-- Part of a data file --
** start **

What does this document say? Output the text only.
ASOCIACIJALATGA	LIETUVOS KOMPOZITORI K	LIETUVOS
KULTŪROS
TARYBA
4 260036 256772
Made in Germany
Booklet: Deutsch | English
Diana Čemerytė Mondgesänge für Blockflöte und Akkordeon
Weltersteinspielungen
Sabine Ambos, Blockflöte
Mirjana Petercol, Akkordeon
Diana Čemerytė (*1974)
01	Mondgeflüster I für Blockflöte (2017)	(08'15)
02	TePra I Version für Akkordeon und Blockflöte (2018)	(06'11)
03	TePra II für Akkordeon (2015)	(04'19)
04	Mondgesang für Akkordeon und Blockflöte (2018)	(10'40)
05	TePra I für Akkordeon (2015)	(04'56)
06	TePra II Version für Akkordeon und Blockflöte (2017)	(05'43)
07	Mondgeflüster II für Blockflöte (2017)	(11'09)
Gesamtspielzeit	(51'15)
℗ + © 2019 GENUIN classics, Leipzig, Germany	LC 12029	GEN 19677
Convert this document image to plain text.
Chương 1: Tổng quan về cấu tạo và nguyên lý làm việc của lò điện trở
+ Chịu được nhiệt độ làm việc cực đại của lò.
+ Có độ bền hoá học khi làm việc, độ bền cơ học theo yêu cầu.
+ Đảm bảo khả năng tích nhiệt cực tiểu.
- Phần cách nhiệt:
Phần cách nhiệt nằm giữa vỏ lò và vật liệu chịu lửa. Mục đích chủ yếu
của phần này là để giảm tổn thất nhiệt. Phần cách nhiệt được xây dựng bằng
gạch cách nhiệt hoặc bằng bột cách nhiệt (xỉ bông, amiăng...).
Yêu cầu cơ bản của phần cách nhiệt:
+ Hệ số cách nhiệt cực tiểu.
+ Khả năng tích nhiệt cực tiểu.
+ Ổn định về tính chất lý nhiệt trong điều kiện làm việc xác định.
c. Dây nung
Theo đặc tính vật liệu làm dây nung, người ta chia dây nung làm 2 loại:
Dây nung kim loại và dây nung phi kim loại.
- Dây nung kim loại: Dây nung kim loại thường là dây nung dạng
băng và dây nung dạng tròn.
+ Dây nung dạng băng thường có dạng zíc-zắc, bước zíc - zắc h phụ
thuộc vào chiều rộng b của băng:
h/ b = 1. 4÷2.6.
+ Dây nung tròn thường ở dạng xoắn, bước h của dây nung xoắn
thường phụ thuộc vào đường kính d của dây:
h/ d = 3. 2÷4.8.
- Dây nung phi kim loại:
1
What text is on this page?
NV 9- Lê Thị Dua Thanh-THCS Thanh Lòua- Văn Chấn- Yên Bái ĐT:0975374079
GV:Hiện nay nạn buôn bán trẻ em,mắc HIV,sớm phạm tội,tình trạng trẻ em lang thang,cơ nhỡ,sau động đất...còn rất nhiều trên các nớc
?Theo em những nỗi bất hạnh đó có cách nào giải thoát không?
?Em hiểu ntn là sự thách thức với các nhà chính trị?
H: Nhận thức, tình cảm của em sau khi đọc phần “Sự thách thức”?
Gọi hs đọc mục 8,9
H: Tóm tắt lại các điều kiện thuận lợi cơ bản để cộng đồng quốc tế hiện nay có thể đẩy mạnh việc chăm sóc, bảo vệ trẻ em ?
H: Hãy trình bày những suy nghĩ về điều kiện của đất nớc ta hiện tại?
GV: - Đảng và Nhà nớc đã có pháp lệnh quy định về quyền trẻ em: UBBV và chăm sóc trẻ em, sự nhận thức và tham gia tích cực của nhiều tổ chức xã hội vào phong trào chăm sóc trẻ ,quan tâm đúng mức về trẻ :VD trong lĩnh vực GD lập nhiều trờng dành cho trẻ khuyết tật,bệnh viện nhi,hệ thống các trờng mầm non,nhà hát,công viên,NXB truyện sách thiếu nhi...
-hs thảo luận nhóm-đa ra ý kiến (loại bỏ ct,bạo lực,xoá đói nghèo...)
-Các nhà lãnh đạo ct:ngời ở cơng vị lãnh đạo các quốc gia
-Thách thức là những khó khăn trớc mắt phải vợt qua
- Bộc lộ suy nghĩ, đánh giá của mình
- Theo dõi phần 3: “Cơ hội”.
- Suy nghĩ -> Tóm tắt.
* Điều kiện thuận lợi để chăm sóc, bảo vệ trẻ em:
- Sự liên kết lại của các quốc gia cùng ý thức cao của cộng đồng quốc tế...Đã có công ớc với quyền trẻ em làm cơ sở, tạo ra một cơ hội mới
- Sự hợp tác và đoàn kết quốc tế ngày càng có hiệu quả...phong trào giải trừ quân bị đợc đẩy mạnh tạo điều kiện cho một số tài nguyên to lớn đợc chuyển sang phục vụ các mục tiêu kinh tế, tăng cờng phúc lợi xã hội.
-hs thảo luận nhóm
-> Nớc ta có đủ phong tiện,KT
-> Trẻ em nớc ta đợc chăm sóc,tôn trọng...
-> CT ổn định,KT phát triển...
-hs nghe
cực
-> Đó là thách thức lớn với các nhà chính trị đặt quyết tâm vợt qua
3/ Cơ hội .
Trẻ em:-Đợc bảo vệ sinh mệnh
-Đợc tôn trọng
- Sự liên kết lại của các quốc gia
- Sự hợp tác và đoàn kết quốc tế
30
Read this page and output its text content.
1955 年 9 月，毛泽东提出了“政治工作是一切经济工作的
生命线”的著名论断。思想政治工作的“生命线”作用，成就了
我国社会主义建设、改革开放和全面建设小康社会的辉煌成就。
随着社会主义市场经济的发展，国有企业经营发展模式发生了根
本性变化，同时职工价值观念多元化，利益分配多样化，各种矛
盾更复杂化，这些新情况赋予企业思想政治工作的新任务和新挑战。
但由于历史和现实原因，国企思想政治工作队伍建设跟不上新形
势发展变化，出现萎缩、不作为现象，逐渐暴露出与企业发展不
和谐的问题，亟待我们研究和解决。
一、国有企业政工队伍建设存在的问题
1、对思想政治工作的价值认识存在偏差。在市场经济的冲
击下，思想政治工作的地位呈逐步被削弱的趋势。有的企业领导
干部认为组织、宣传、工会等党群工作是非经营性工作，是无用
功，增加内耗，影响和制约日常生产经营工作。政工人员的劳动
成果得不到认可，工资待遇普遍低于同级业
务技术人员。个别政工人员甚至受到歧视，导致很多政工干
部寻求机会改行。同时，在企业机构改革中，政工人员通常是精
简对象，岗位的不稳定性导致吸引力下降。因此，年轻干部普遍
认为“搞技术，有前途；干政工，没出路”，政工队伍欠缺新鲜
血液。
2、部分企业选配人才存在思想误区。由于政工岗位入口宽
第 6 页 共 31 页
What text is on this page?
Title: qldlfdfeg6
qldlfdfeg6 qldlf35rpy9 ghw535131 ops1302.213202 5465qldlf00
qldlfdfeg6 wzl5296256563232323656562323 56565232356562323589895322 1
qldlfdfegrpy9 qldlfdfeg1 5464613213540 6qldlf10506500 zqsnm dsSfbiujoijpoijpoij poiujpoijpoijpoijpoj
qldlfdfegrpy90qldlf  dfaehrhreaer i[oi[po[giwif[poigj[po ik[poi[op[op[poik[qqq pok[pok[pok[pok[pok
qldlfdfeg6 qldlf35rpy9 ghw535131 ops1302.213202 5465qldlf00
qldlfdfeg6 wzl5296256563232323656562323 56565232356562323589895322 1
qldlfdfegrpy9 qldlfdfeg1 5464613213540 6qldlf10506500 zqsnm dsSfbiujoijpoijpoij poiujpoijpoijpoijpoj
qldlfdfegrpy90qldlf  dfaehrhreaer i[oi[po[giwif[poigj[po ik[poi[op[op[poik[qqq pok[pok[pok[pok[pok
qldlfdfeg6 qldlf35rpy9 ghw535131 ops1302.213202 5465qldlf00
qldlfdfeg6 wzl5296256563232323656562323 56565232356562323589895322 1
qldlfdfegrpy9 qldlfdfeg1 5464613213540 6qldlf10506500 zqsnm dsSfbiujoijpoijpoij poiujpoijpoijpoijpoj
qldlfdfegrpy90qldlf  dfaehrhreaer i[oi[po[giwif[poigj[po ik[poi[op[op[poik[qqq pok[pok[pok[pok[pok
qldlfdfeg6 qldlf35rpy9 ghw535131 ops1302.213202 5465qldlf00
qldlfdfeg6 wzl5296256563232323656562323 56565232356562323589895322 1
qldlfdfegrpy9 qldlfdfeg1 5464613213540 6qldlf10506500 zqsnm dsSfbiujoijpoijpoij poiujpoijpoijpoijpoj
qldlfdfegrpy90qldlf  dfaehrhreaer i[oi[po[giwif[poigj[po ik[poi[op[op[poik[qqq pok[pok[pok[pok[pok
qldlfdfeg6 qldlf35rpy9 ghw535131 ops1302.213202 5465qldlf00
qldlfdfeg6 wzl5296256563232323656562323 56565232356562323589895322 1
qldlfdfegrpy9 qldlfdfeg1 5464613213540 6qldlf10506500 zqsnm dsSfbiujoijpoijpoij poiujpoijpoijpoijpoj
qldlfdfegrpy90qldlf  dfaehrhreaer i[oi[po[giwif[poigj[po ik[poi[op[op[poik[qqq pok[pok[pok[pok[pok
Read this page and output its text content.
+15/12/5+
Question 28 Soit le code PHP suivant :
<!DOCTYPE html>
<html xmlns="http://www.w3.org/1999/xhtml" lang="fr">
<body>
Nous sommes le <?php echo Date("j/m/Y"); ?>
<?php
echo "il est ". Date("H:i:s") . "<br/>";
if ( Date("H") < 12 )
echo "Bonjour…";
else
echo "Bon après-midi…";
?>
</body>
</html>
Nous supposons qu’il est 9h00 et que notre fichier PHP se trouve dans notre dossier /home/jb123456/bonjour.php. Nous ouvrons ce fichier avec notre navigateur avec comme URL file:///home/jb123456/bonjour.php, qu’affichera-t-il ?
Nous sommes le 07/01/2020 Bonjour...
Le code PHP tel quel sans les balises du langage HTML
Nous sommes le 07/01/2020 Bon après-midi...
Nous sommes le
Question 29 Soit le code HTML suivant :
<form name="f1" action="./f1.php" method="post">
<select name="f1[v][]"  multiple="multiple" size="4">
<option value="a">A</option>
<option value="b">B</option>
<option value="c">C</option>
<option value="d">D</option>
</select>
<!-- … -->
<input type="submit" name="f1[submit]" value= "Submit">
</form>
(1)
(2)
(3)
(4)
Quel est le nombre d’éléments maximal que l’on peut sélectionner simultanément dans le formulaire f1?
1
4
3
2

** end **

-- Prompt --
Scan the lines for the string "Germany". Pick out every line that has it.

-- Finished answer --
Made in Germany
℗ + © 2019 GENUIN classics, Leipzig, Germany	LC 12029	GEN 19677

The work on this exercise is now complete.